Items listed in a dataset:
■ ■ ■ ■

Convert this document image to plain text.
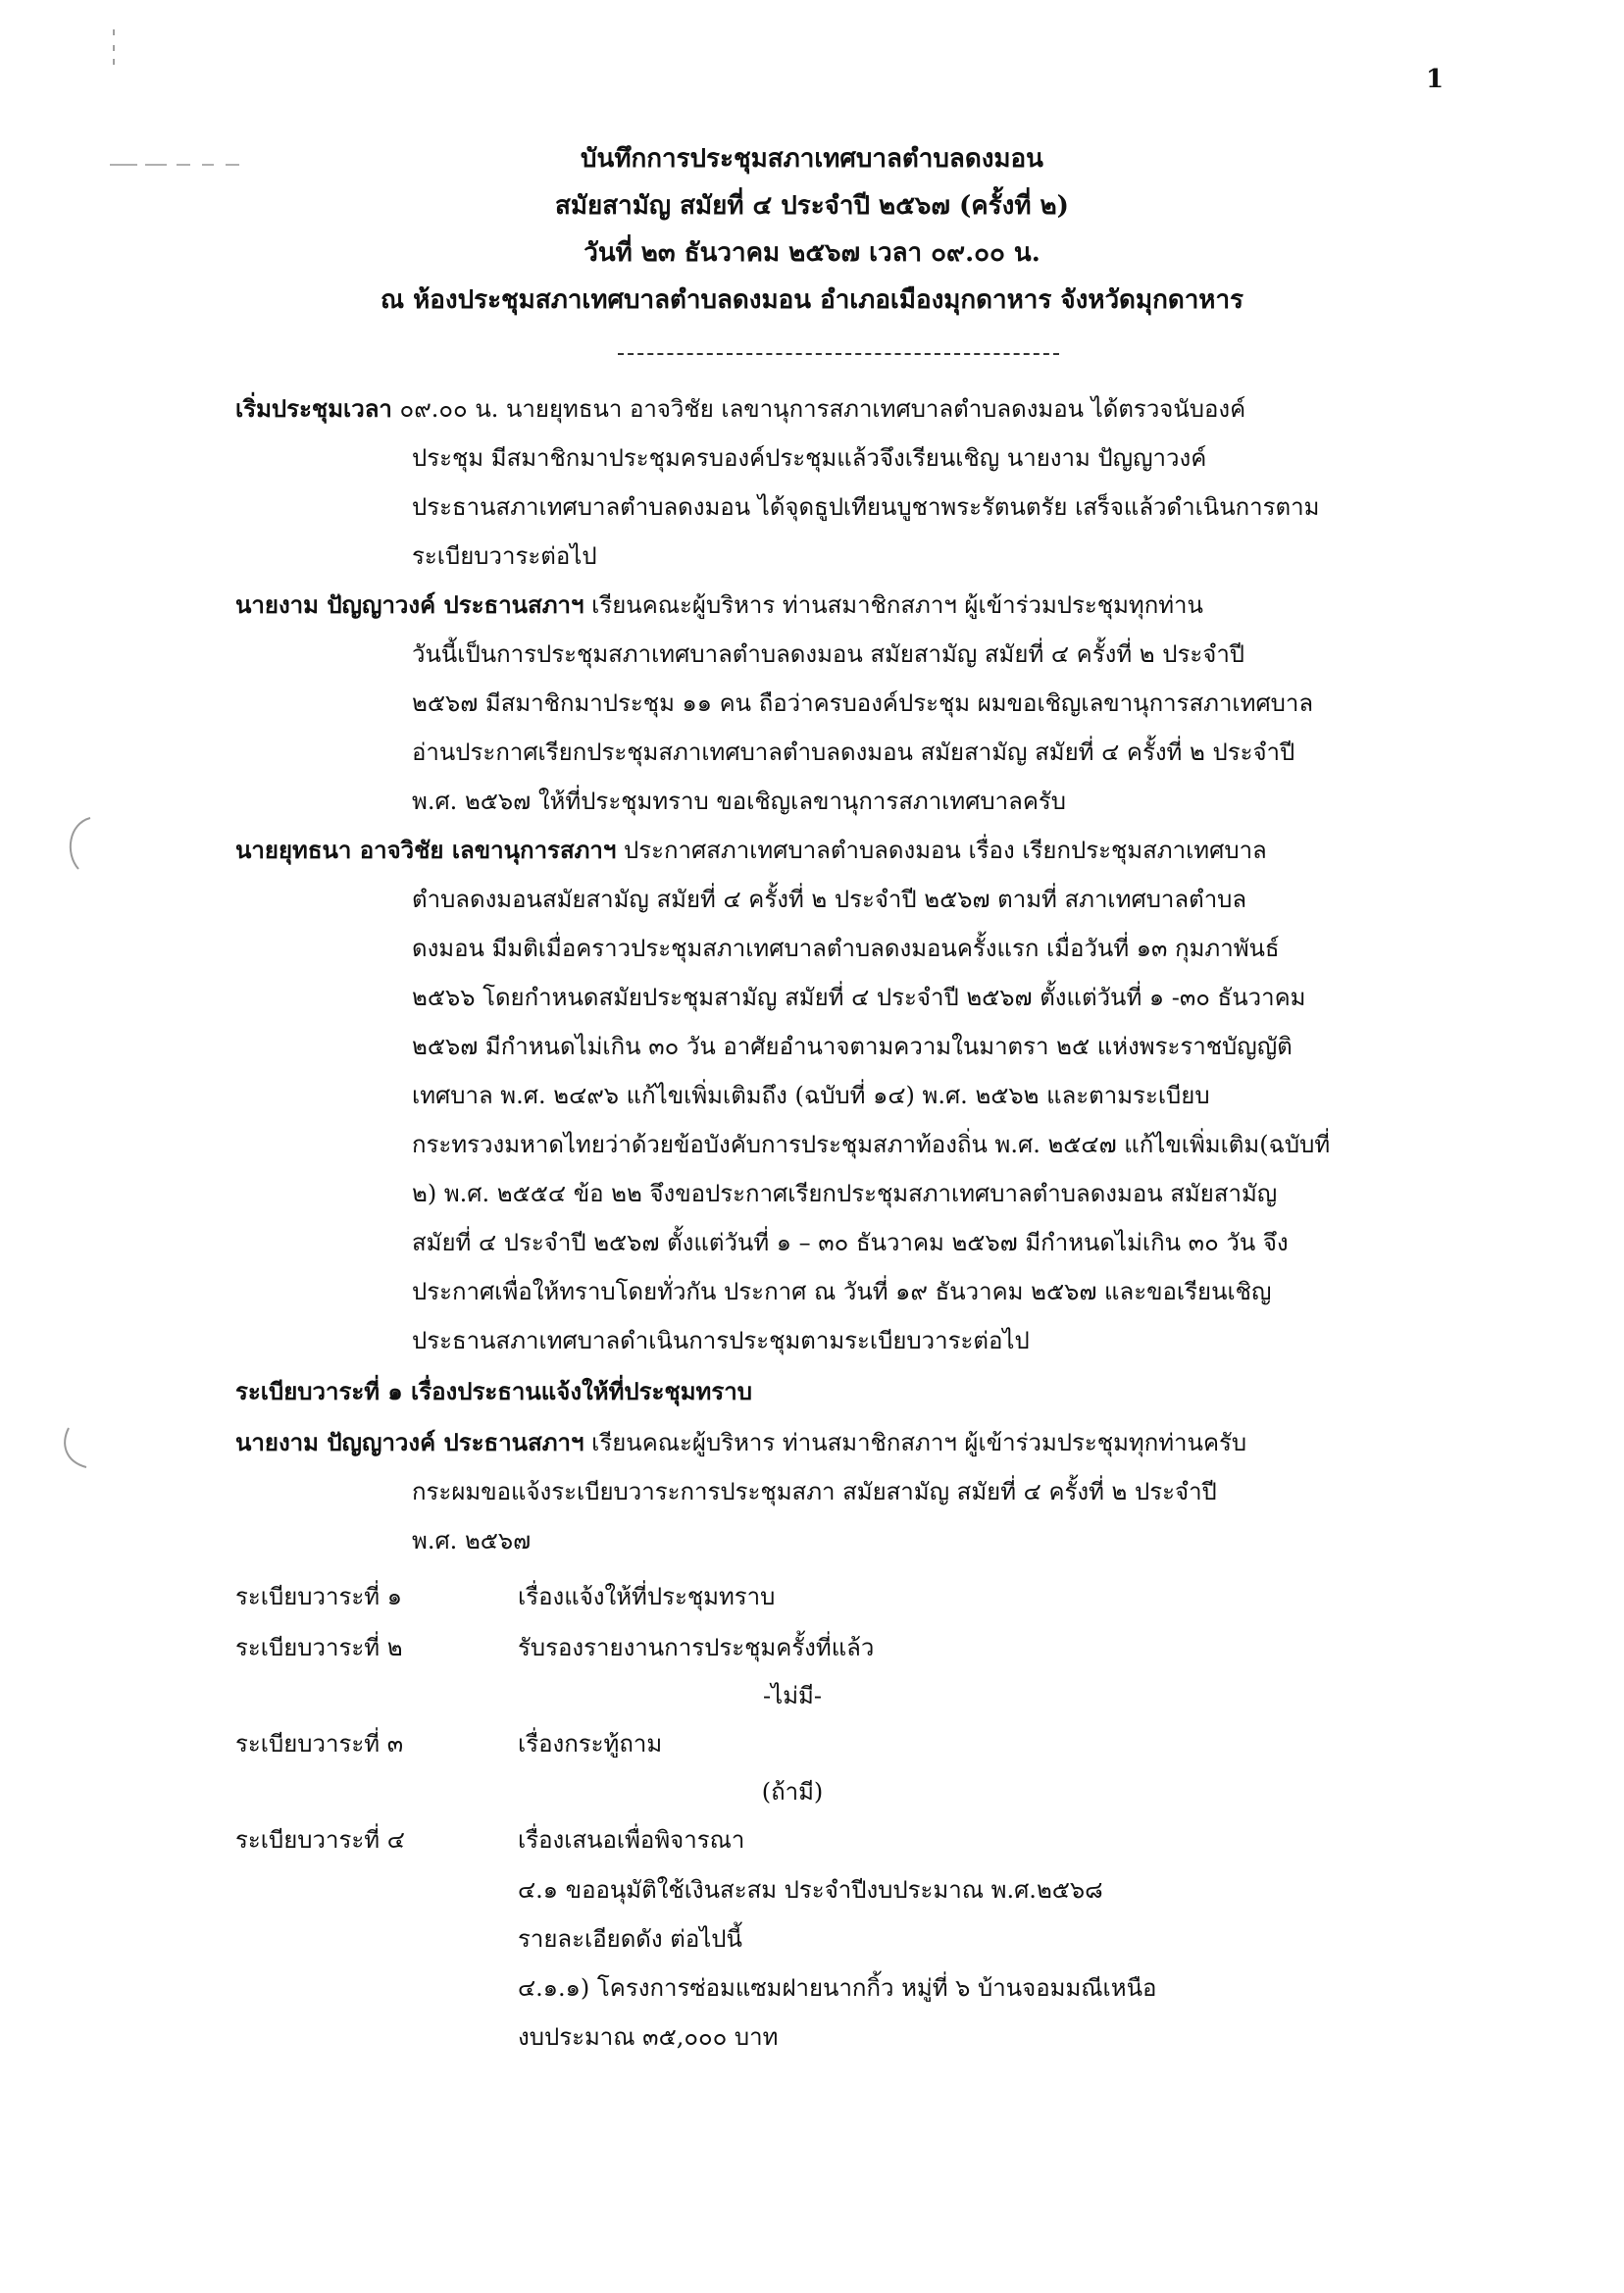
1
บันทึกการประชุมสภาเทศบาลตำบลดงมอน
สมัยสามัญ สมัยที่ ๔ ประจำปี ๒๕๖๗ (ครั้งที่ ๒)
วันที่ ๒๓ ธันวาคม ๒๕๖๗ เวลา ๐๙.๐๐ น.
ณ ห้องประชุมสภาเทศบาลตำบลดงมอน อำเภอเมืองมุกดาหาร จังหวัดมุกดาหาร
เริ่มประชุมเวลา ๐๙.๐๐ น. นายยุทธนา อาจวิชัย เลขานุการสภาเทศบาลตำบลดงมอน ได้ตรวจนับองค์
ประชุม มีสมาชิกมาประชุมครบองค์ประชุมแล้วจึงเรียนเชิญ นายงาม ปัญญาวงค์
ประธานสภาเทศบาลตำบลดงมอน ได้จุดธูปเทียนบูชาพระรัตนตรัย เสร็จแล้วดำเนินการตาม
ระเบียบวาระต่อไป
นายงาม ปัญญาวงค์ ประธานสภาฯ เรียนคณะผู้บริหาร ท่านสมาชิกสภาฯ ผู้เข้าร่วมประชุมทุกท่าน
วันนี้เป็นการประชุมสภาเทศบาลตำบลดงมอน สมัยสามัญ สมัยที่ ๔ ครั้งที่ ๒ ประจำปี
๒๕๖๗ มีสมาชิกมาประชุม ๑๑ คน ถือว่าครบองค์ประชุม ผมขอเชิญเลขานุการสภาเทศบาล
อ่านประกาศเรียกประชุมสภาเทศบาลตำบลดงมอน สมัยสามัญ สมัยที่ ๔ ครั้งที่ ๒ ประจำปี
พ.ศ. ๒๕๖๗ ให้ที่ประชุมทราบ ขอเชิญเลขานุการสภาเทศบาลครับ
นายยุทธนา อาจวิชัย เลขานุการสภาฯ ประกาศสภาเทศบาลตำบลดงมอน เรื่อง เรียกประชุมสภาเทศบาล
ตำบลดงมอนสมัยสามัญ สมัยที่ ๔ ครั้งที่ ๒ ประจำปี ๒๕๖๗ ตามที่ สภาเทศบาลตำบล
ดงมอน มีมติเมื่อคราวประชุมสภาเทศบาลตำบลดงมอนครั้งแรก เมื่อวันที่ ๑๓ กุมภาพันธ์
๒๕๖๖ โดยกำหนดสมัยประชุมสามัญ สมัยที่ ๔ ประจำปี ๒๕๖๗ ตั้งแต่วันที่ ๑ -๓๐ ธันวาคม
๒๕๖๗ มีกำหนดไม่เกิน ๓๐ วัน อาศัยอำนาจตามความในมาตรา ๒๕ แห่งพระราชบัญญัติ
เทศบาล พ.ศ. ๒๔๙๖ แก้ไขเพิ่มเติมถึง (ฉบับที่ ๑๔) พ.ศ. ๒๕๖๒ และตามระเบียบ
กระทรวงมหาดไทยว่าด้วยข้อบังคับการประชุมสภาท้องถิ่น พ.ศ. ๒๕๔๗ แก้ไขเพิ่มเติม(ฉบับที่
๒) พ.ศ. ๒๕๕๔ ข้อ ๒๒ จึงขอประกาศเรียกประชุมสภาเทศบาลตำบลดงมอน สมัยสามัญ
สมัยที่ ๔ ประจำปี ๒๕๖๗ ตั้งแต่วันที่ ๑ – ๓๐ ธันวาคม ๒๕๖๗ มีกำหนดไม่เกิน ๓๐ วัน จึง
ประกาศเพื่อให้ทราบโดยทั่วกัน ประกาศ ณ วันที่ ๑๙ ธันวาคม ๒๕๖๗ และขอเรียนเชิญ
ประธานสภาเทศบาลดำเนินการประชุมตามระเบียบวาระต่อไป
ระเบียบวาระที่ ๑ เรื่องประธานแจ้งให้ที่ประชุมทราบ
นายงาม ปัญญาวงค์ ประธานสภาฯ เรียนคณะผู้บริหาร ท่านสมาชิกสภาฯ ผู้เข้าร่วมประชุมทุกท่านครับ
กระผมขอแจ้งระเบียบวาระการประชุมสภา สมัยสามัญ สมัยที่ ๔ ครั้งที่ ๒ ประจำปี
พ.ศ. ๒๕๖๗
ระเบียบวาระที่ ๑	เรื่องแจ้งให้ที่ประชุมทราบ
ระเบียบวาระที่ ๒	รับรองรายงานการประชุมครั้งที่แล้ว
-ไม่มี-
ระเบียบวาระที่ ๓	เรื่องกระทู้ถาม
(ถ้ามี)
ระเบียบวาระที่ ๔	เรื่องเสนอเพื่อพิจารณา
๔.๑ ขออนุมัติใช้เงินสะสม ประจำปีงบประมาณ พ.ศ.๒๕๖๘
รายละเอียดดัง ต่อไปนี้
๔.๑.๑) โครงการซ่อมแซมฝายนากกิ้ว หมู่ที่ ๖ บ้านจอมมณีเหนือ
งบประมาณ ๓๕,๐๐๐ บาท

■ ■ ■ ■

# WHAT THIS TASK INVOLVES:
Repeat the listing in full and exactly. Leave any pictures out.

# ANSWER IN FULL:
Convert this document image to plain text.
1
บันทึกการประชุมสภาเทศบาลตำบลดงมอน
สมัยสามัญ สมัยที่ ๔ ประจำปี ๒๕๖๗ (ครั้งที่ ๒)
วันที่ ๒๓ ธันวาคม ๒๕๖๗ เวลา ๐๙.๐๐ น.
ณ ห้องประชุมสภาเทศบาลตำบลดงมอน อำเภอเมืองมุกดาหาร จังหวัดมุกดาหาร
เริ่มประชุมเวลา ๐๙.๐๐ น. นายยุทธนา อาจวิชัย เลขานุการสภาเทศบาลตำบลดงมอน ได้ตรวจนับองค์
ประชุม มีสมาชิกมาประชุมครบองค์ประชุมแล้วจึงเรียนเชิญ นายงาม ปัญญาวงค์
ประธานสภาเทศบาลตำบลดงมอน ได้จุดธูปเทียนบูชาพระรัตนตรัย เสร็จแล้วดำเนินการตาม
ระเบียบวาระต่อไป
นายงาม ปัญญาวงค์ ประธานสภาฯ เรียนคณะผู้บริหาร ท่านสมาชิกสภาฯ ผู้เข้าร่วมประชุมทุกท่าน
วันนี้เป็นการประชุมสภาเทศบาลตำบลดงมอน สมัยสามัญ สมัยที่ ๔ ครั้งที่ ๒ ประจำปี
๒๕๖๗ มีสมาชิกมาประชุม ๑๑ คน ถือว่าครบองค์ประชุม ผมขอเชิญเลขานุการสภาเทศบาล
อ่านประกาศเรียกประชุมสภาเทศบาลตำบลดงมอน สมัยสามัญ สมัยที่ ๔ ครั้งที่ ๒ ประจำปี
พ.ศ. ๒๕๖๗ ให้ที่ประชุมทราบ ขอเชิญเลขานุการสภาเทศบาลครับ
นายยุทธนา อาจวิชัย เลขานุการสภาฯ ประกาศสภาเทศบาลตำบลดงมอน เรื่อง เรียกประชุมสภาเทศบาล
ตำบลดงมอนสมัยสามัญ สมัยที่ ๔ ครั้งที่ ๒ ประจำปี ๒๕๖๗ ตามที่ สภาเทศบาลตำบล
ดงมอน มีมติเมื่อคราวประชุมสภาเทศบาลตำบลดงมอนครั้งแรก เมื่อวันที่ ๑๓ กุมภาพันธ์
๒๕๖๖ โดยกำหนดสมัยประชุมสามัญ สมัยที่ ๔ ประจำปี ๒๕๖๗ ตั้งแต่วันที่ ๑ -๓๐ ธันวาคม
๒๕๖๗ มีกำหนดไม่เกิน ๓๐ วัน อาศัยอำนาจตามความในมาตรา ๒๕ แห่งพระราชบัญญัติ
เทศบาล พ.ศ. ๒๔๙๖ แก้ไขเพิ่มเติมถึง (ฉบับที่ ๑๔) พ.ศ. ๒๕๖๒ และตามระเบียบ
กระทรวงมหาดไทยว่าด้วยข้อบังคับการประชุมสภาท้องถิ่น พ.ศ. ๒๕๔๗ แก้ไขเพิ่มเติม(ฉบับที่
๒) พ.ศ. ๒๕๕๔ ข้อ ๒๒ จึงขอประกาศเรียกประชุมสภาเทศบาลตำบลดงมอน สมัยสามัญ
สมัยที่ ๔ ประจำปี ๒๕๖๗ ตั้งแต่วันที่ ๑ – ๓๐ ธันวาคม ๒๕๖๗ มีกำหนดไม่เกิน ๓๐ วัน จึง
ประกาศเพื่อให้ทราบโดยทั่วกัน ประกาศ ณ วันที่ ๑๙ ธันวาคม ๒๕๖๗ และขอเรียนเชิญ
ประธานสภาเทศบาลดำเนินการประชุมตามระเบียบวาระต่อไป
ระเบียบวาระที่ ๑ เรื่องประธานแจ้งให้ที่ประชุมทราบ
นายงาม ปัญญาวงค์ ประธานสภาฯ เรียนคณะผู้บริหาร ท่านสมาชิกสภาฯ ผู้เข้าร่วมประชุมทุกท่านครับ
กระผมขอแจ้งระเบียบวาระการประชุมสภา สมัยสามัญ สมัยที่ ๔ ครั้งที่ ๒ ประจำปี
พ.ศ. ๒๕๖๗
ระเบียบวาระที่ ๑	เรื่องแจ้งให้ที่ประชุมทราบ
ระเบียบวาระที่ ๒	รับรองรายงานการประชุมครั้งที่แล้ว
-ไม่มี-
ระเบียบวาระที่ ๓	เรื่องกระทู้ถาม
(ถ้ามี)
ระเบียบวาระที่ ๔	เรื่องเสนอเพื่อพิจารณา
๔.๑ ขออนุมัติใช้เงินสะสม ประจำปีงบประมาณ พ.ศ.๒๕๖๘
รายละเอียดดัง ต่อไปนี้
๔.๑.๑) โครงการซ่อมแซมฝายนากกิ้ว หมู่ที่ ๖ บ้านจอมมณีเหนือ
งบประมาณ ๓๕,๐๐๐ บาท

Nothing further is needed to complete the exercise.